*Figure record extracts*.
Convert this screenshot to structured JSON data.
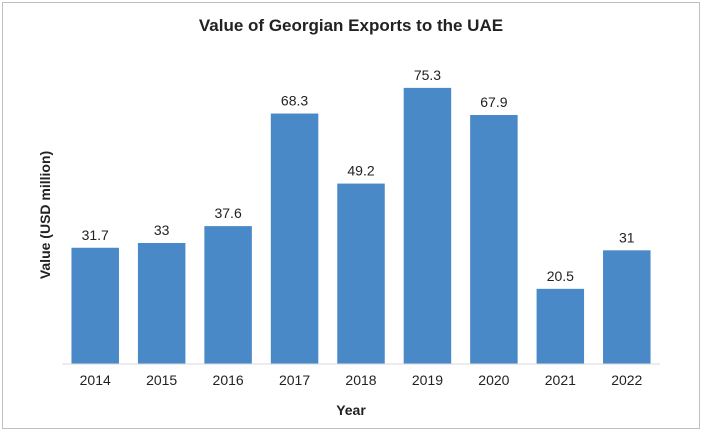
{
  "chart_data": {
    "type": "bar",
    "title": "Value of Georgian Exports to the UAE",
    "xlabel": "Year",
    "ylabel": "Value (USD million)",
    "categories": [
      "2014",
      "2015",
      "2016",
      "2017",
      "2018",
      "2019",
      "2020",
      "2021",
      "2022"
    ],
    "values": [
      31.7,
      33,
      37.6,
      68.3,
      49.2,
      75.3,
      67.9,
      20.5,
      31
    ],
    "data_labels": [
      "31.7",
      "33",
      "37.6",
      "68.3",
      "49.2",
      "75.3",
      "67.9",
      "20.5",
      "31"
    ],
    "ylim": [
      0,
      80
    ],
    "grid": false,
    "legend": "none",
    "bar_color": "#4a89c8"
  }
}
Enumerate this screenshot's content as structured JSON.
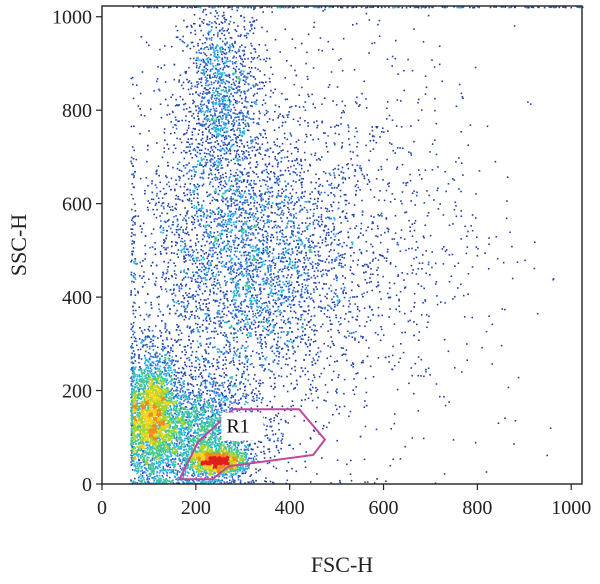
{
  "chart_data": {
    "type": "scatter",
    "subtype": "flow-cytometry-density-dot-plot",
    "title": "",
    "xlabel": "FSC-H",
    "ylabel": "SSC-H",
    "xlim": [
      0,
      1023
    ],
    "ylim": [
      0,
      1023
    ],
    "xticks": [
      0,
      200,
      400,
      600,
      800,
      1000
    ],
    "yticks": [
      0,
      200,
      400,
      600,
      800,
      1000
    ],
    "grid": false,
    "density_colors": [
      "#1f3fa8",
      "#2f6fd0",
      "#29b3e0",
      "#44c98f",
      "#a7d62a",
      "#f2d21c",
      "#f08a1b",
      "#e01f1f"
    ],
    "populations": [
      {
        "description": "upper column",
        "x_center": 250,
        "y_center": 820,
        "x_sd": 45,
        "y_sd": 110,
        "weight": 0.1
      },
      {
        "description": "mid cloud",
        "x_center": 300,
        "y_center": 460,
        "x_sd": 110,
        "y_sd": 140,
        "weight": 0.26
      },
      {
        "description": "broad scatter",
        "x_center": 430,
        "y_center": 520,
        "x_sd": 190,
        "y_sd": 220,
        "weight": 0.14
      },
      {
        "description": "low FSC green cluster",
        "x_center": 105,
        "y_center": 150,
        "x_sd": 28,
        "y_sd": 65,
        "weight": 0.22
      },
      {
        "description": "hot spot (R1)",
        "x_center": 245,
        "y_center": 50,
        "x_sd": 30,
        "y_sd": 14,
        "weight": 0.1
      },
      {
        "description": "low band",
        "x_center": 200,
        "y_center": 110,
        "x_sd": 70,
        "y_sd": 60,
        "weight": 0.18
      }
    ],
    "gates": [
      {
        "name": "R1",
        "color": "#c0479a",
        "polygon": [
          [
            165,
            10
          ],
          [
            205,
            90
          ],
          [
            280,
            160
          ],
          [
            420,
            160
          ],
          [
            475,
            95
          ],
          [
            450,
            62
          ],
          [
            270,
            38
          ],
          [
            235,
            10
          ]
        ]
      }
    ]
  }
}
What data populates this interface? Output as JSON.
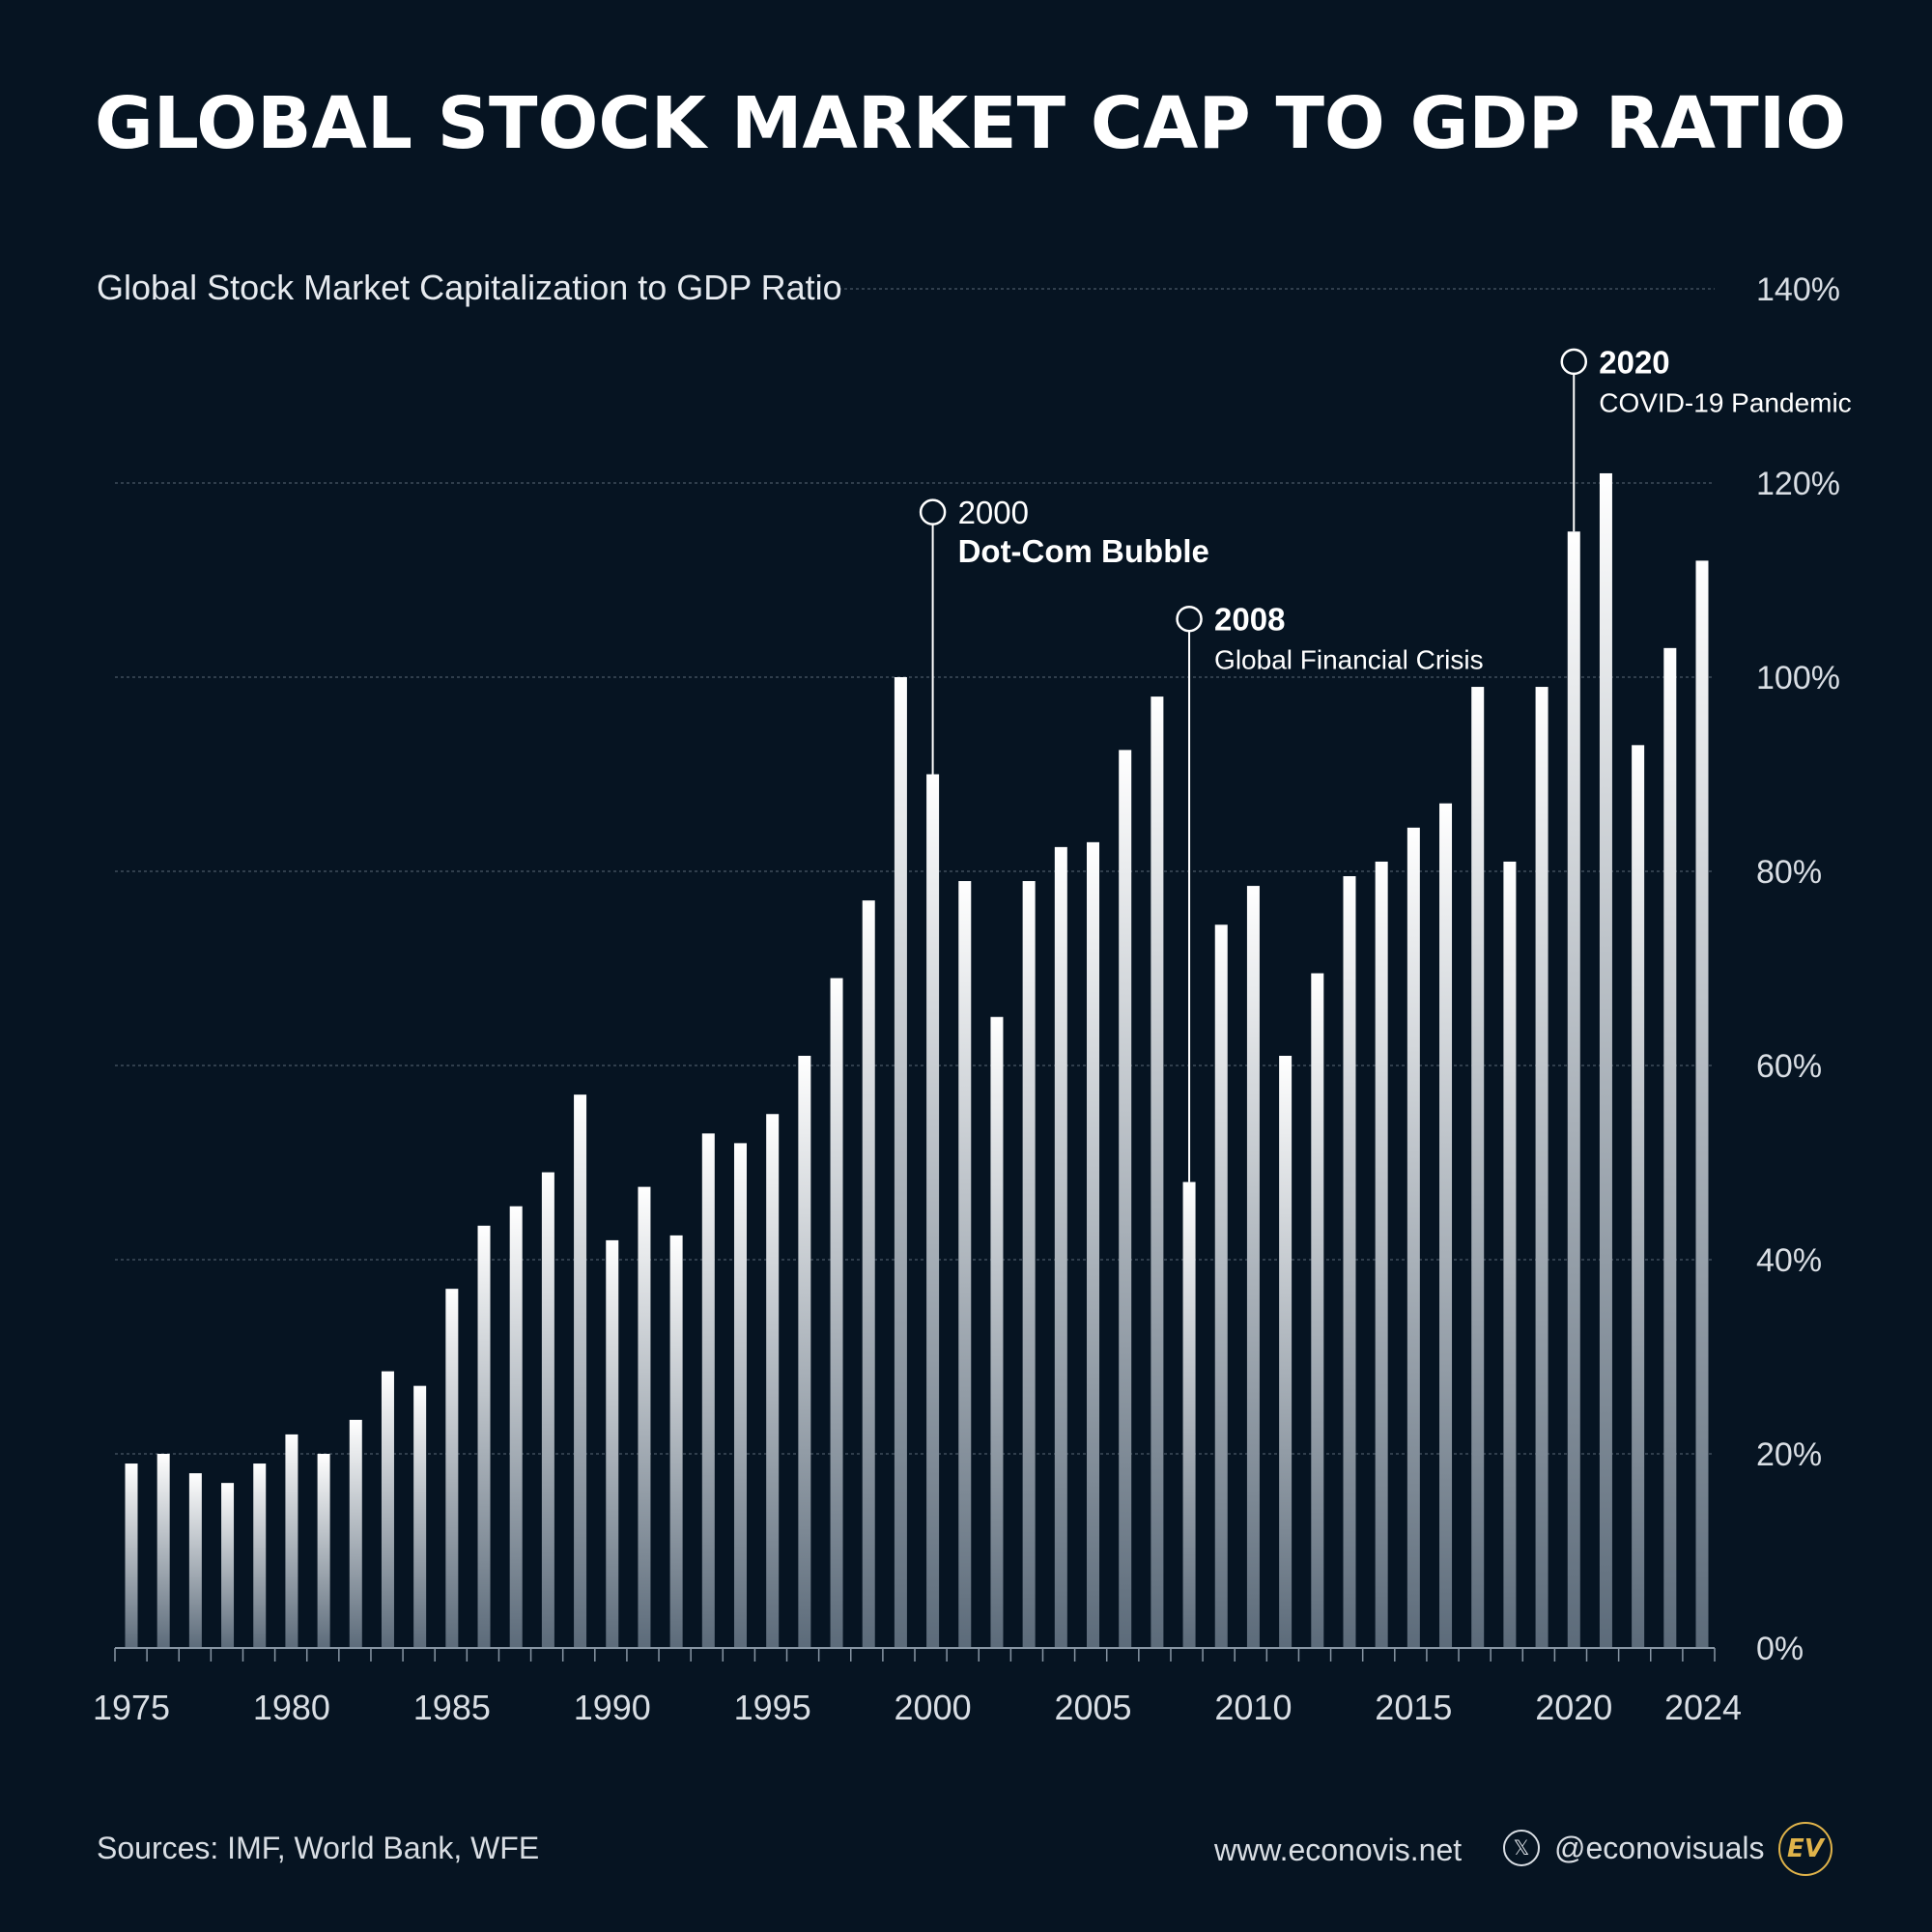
{
  "title": "GLOBAL STOCK MARKET CAP TO GDP RATIO",
  "footer": {
    "sources": "Sources: IMF, World Bank, WFE",
    "website": "www.econovis.net",
    "handle": "@econovisuals",
    "x_icon_glyph": "𝕏",
    "logo_text": "EV"
  },
  "colors": {
    "background": "#061422",
    "bar_top": "#ffffff",
    "bar_bottom": "#5c6b7a",
    "grid": "#4a5866",
    "text": "#ffffff",
    "muted_text": "#d9dee4",
    "logo": "#e0b34a"
  },
  "chart_data": {
    "type": "bar",
    "title": "Global Stock Market Capitalization to GDP Ratio",
    "xlabel": "",
    "ylabel": "",
    "ylim": [
      0,
      140
    ],
    "yticks": [
      0,
      20,
      40,
      60,
      80,
      100,
      120,
      140
    ],
    "ytick_labels": [
      "0%",
      "20%",
      "40%",
      "60%",
      "80%",
      "100%",
      "120%",
      "140%"
    ],
    "xtick_labels": [
      "1975",
      "1980",
      "1985",
      "1990",
      "1995",
      "2000",
      "2005",
      "2010",
      "2015",
      "2020",
      "2024"
    ],
    "xtick_years": [
      1975,
      1980,
      1985,
      1990,
      1995,
      2000,
      2005,
      2010,
      2015,
      2020,
      2024
    ],
    "grid": true,
    "y_axis_position": "right",
    "categories": [
      1975,
      1976,
      1977,
      1978,
      1979,
      1980,
      1981,
      1982,
      1983,
      1984,
      1985,
      1986,
      1987,
      1988,
      1989,
      1990,
      1991,
      1992,
      1993,
      1994,
      1995,
      1996,
      1997,
      1998,
      1999,
      2000,
      2001,
      2002,
      2003,
      2004,
      2005,
      2006,
      2007,
      2008,
      2009,
      2010,
      2011,
      2012,
      2013,
      2014,
      2015,
      2016,
      2017,
      2018,
      2019,
      2020,
      2021,
      2022,
      2023,
      2024
    ],
    "values": [
      19,
      20,
      18,
      17,
      19,
      22,
      20,
      23.5,
      28.5,
      27,
      37,
      43.5,
      45.5,
      49,
      57,
      42,
      47.5,
      42.5,
      53,
      52,
      55,
      61,
      69,
      77,
      100,
      90,
      79,
      65,
      79,
      82.5,
      83,
      92.5,
      98,
      48,
      74.5,
      78.5,
      61,
      69.5,
      79.5,
      81,
      84.5,
      87,
      99,
      81,
      99,
      115,
      121,
      93,
      103,
      112
    ],
    "annotations": [
      {
        "year": 2000,
        "label_year": "2000",
        "label_text": "Dot-Com Bubble",
        "marker_value": 117
      },
      {
        "year": 2008,
        "label_year": "2008",
        "label_text": "Global Financial Crisis",
        "marker_value": 106
      },
      {
        "year": 2020,
        "label_year": "2020",
        "label_text": "COVID-19 Pandemic",
        "marker_value": 132.5
      }
    ]
  }
}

*Stated goal*. Each record above is to be restated exactly, with its pictures removed from the copy.

*Finished exercise*.
Convert this screenshot to structured JSON data.
{
  "chart_data": {
    "type": "bar",
    "title": "Value of Georgian Exports to the UAE",
    "xlabel": "Year",
    "ylabel": "Value (USD million)",
    "categories": [
      "2014",
      "2015",
      "2016",
      "2017",
      "2018",
      "2019",
      "2020",
      "2021",
      "2022"
    ],
    "values": [
      31.7,
      33,
      37.6,
      68.3,
      49.2,
      75.3,
      67.9,
      20.5,
      31
    ],
    "data_labels": [
      "31.7",
      "33",
      "37.6",
      "68.3",
      "49.2",
      "75.3",
      "67.9",
      "20.5",
      "31"
    ],
    "ylim": [
      0,
      80
    ],
    "grid": false,
    "legend": "none",
    "bar_color": "#4a89c8"
  }
}
Enumerate this screenshot's content as structured JSON.
{
  "chart_data": {
    "type": "scatter",
    "subtype": "flow-cytometry-density-dot-plot",
    "title": "",
    "xlabel": "FSC-H",
    "ylabel": "SSC-H",
    "xlim": [
      0,
      1023
    ],
    "ylim": [
      0,
      1023
    ],
    "xticks": [
      0,
      200,
      400,
      600,
      800,
      1000
    ],
    "yticks": [
      0,
      200,
      400,
      600,
      800,
      1000
    ],
    "grid": false,
    "density_colors": [
      "#1f3fa8",
      "#2f6fd0",
      "#29b3e0",
      "#44c98f",
      "#a7d62a",
      "#f2d21c",
      "#f08a1b",
      "#e01f1f"
    ],
    "populations": [
      {
        "description": "upper column",
        "x_center": 250,
        "y_center": 820,
        "x_sd": 45,
        "y_sd": 110,
        "weight": 0.1
      },
      {
        "description": "mid cloud",
        "x_center": 300,
        "y_center": 460,
        "x_sd": 110,
        "y_sd": 140,
        "weight": 0.26
      },
      {
        "description": "broad scatter",
        "x_center": 430,
        "y_center": 520,
        "x_sd": 190,
        "y_sd": 220,
        "weight": 0.14
      },
      {
        "description": "low FSC green cluster",
        "x_center": 105,
        "y_center": 150,
        "x_sd": 28,
        "y_sd": 65,
        "weight": 0.22
      },
      {
        "description": "hot spot (R1)",
        "x_center": 245,
        "y_center": 50,
        "x_sd": 30,
        "y_sd": 14,
        "weight": 0.1
      },
      {
        "description": "low band",
        "x_center": 200,
        "y_center": 110,
        "x_sd": 70,
        "y_sd": 60,
        "weight": 0.18
      }
    ],
    "gates": [
      {
        "name": "R1",
        "color": "#c0479a",
        "polygon": [
          [
            165,
            10
          ],
          [
            205,
            90
          ],
          [
            280,
            160
          ],
          [
            420,
            160
          ],
          [
            475,
            95
          ],
          [
            450,
            62
          ],
          [
            270,
            38
          ],
          [
            235,
            10
          ]
        ]
      }
    ]
  }
}
What data populates this interface? Output as JSON.
{
  "title": "GLOBAL STOCK MARKET CAP TO GDP RATIO",
  "footer": {
    "sources": "Sources: IMF, World Bank, WFE",
    "website": "www.econovis.net",
    "handle": "@econovisuals",
    "x_icon_glyph": "𝕏",
    "logo_text": "EV"
  },
  "colors": {
    "background": "#061422",
    "bar_top": "#ffffff",
    "bar_bottom": "#5c6b7a",
    "grid": "#4a5866",
    "text": "#ffffff",
    "muted_text": "#d9dee4",
    "logo": "#e0b34a"
  },
  "chart_data": {
    "type": "bar",
    "title": "Global Stock Market Capitalization to GDP Ratio",
    "xlabel": "",
    "ylabel": "",
    "ylim": [
      0,
      140
    ],
    "yticks": [
      0,
      20,
      40,
      60,
      80,
      100,
      120,
      140
    ],
    "ytick_labels": [
      "0%",
      "20%",
      "40%",
      "60%",
      "80%",
      "100%",
      "120%",
      "140%"
    ],
    "xtick_labels": [
      "1975",
      "1980",
      "1985",
      "1990",
      "1995",
      "2000",
      "2005",
      "2010",
      "2015",
      "2020",
      "2024"
    ],
    "xtick_years": [
      1975,
      1980,
      1985,
      1990,
      1995,
      2000,
      2005,
      2010,
      2015,
      2020,
      2024
    ],
    "grid": true,
    "y_axis_position": "right",
    "categories": [
      1975,
      1976,
      1977,
      1978,
      1979,
      1980,
      1981,
      1982,
      1983,
      1984,
      1985,
      1986,
      1987,
      1988,
      1989,
      1990,
      1991,
      1992,
      1993,
      1994,
      1995,
      1996,
      1997,
      1998,
      1999,
      2000,
      2001,
      2002,
      2003,
      2004,
      2005,
      2006,
      2007,
      2008,
      2009,
      2010,
      2011,
      2012,
      2013,
      2014,
      2015,
      2016,
      2017,
      2018,
      2019,
      2020,
      2021,
      2022,
      2023,
      2024
    ],
    "values": [
      19,
      20,
      18,
      17,
      19,
      22,
      20,
      23.5,
      28.5,
      27,
      37,
      43.5,
      45.5,
      49,
      57,
      42,
      47.5,
      42.5,
      53,
      52,
      55,
      61,
      69,
      77,
      100,
      90,
      79,
      65,
      79,
      82.5,
      83,
      92.5,
      98,
      48,
      74.5,
      78.5,
      61,
      69.5,
      79.5,
      81,
      84.5,
      87,
      99,
      81,
      99,
      115,
      121,
      93,
      103,
      112
    ],
    "annotations": [
      {
        "year": 2000,
        "label_year": "2000",
        "label_text": "Dot-Com Bubble",
        "marker_value": 117
      },
      {
        "year": 2008,
        "label_year": "2008",
        "label_text": "Global Financial Crisis",
        "marker_value": 106
      },
      {
        "year": 2020,
        "label_year": "2020",
        "label_text": "COVID-19 Pandemic",
        "marker_value": 132.5
      }
    ]
  }
}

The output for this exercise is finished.